Below are some records. Count the lines with "thấy" in them and give nothing but the total.
======== Data lines
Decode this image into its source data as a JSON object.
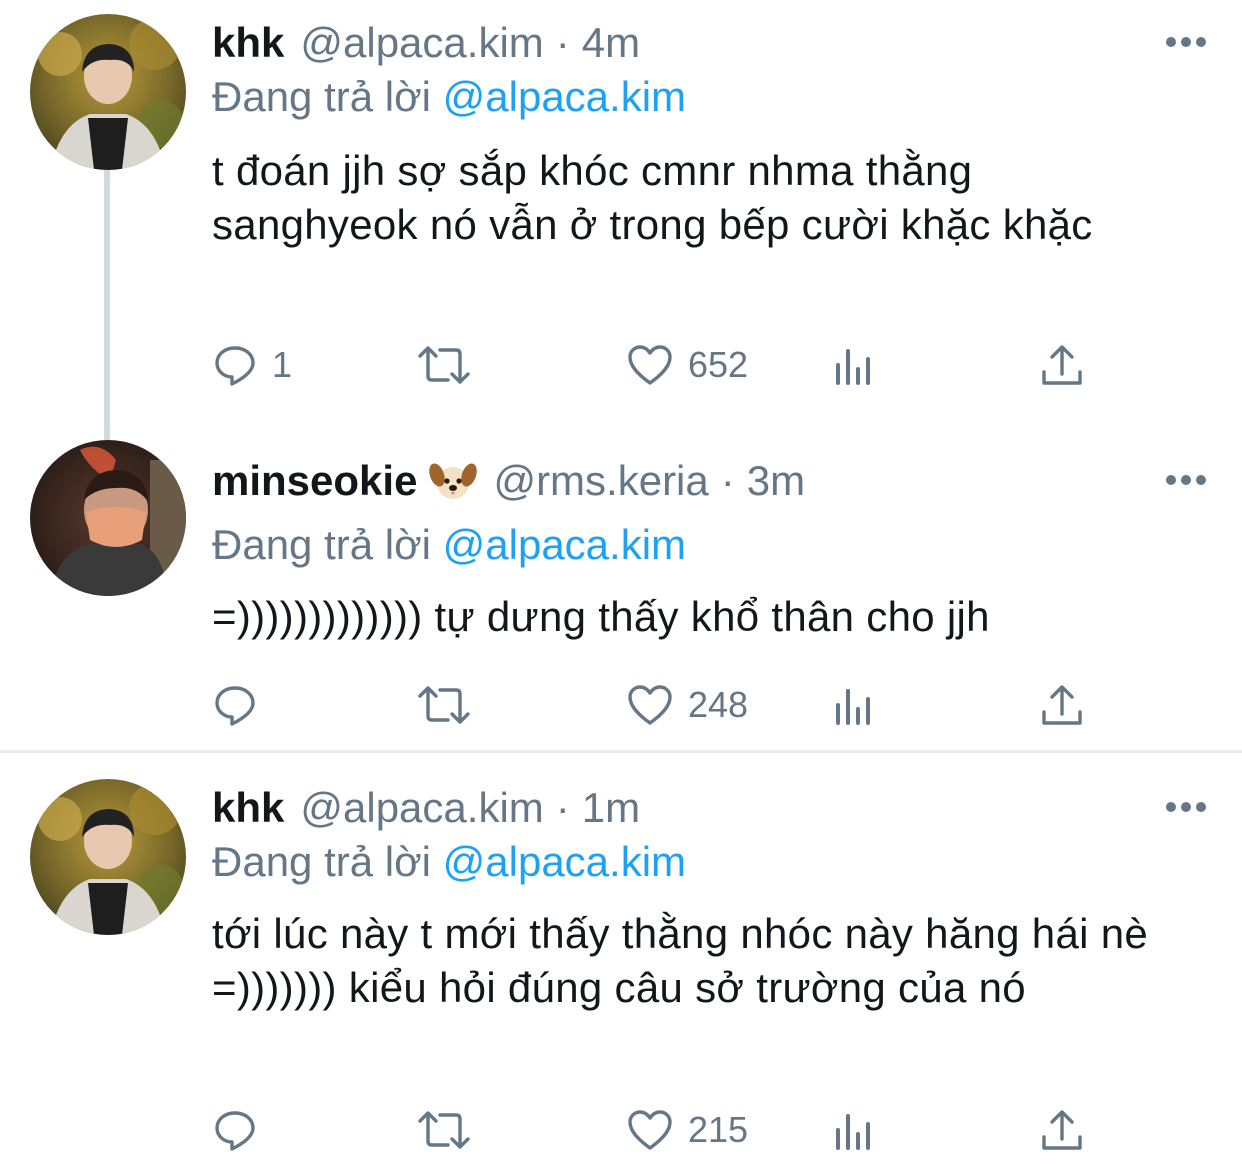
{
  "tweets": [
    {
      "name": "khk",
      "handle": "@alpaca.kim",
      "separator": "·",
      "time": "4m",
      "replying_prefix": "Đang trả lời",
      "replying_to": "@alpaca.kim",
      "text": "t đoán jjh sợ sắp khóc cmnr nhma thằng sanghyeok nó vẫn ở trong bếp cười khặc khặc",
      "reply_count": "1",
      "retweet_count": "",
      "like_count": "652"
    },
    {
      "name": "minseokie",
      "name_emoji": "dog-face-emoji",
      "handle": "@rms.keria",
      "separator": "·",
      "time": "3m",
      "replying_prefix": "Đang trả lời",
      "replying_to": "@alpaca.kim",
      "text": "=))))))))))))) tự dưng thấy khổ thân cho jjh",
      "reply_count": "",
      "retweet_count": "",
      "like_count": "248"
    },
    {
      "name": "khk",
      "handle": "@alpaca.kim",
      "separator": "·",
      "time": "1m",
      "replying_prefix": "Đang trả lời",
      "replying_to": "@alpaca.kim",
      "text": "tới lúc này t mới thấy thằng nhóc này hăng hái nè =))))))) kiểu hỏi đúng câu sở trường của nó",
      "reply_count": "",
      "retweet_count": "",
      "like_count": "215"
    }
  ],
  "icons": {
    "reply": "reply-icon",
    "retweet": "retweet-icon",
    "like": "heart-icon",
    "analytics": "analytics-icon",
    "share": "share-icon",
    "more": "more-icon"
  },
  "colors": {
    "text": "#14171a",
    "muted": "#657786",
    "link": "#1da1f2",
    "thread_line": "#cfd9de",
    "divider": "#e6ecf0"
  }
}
================
Output
2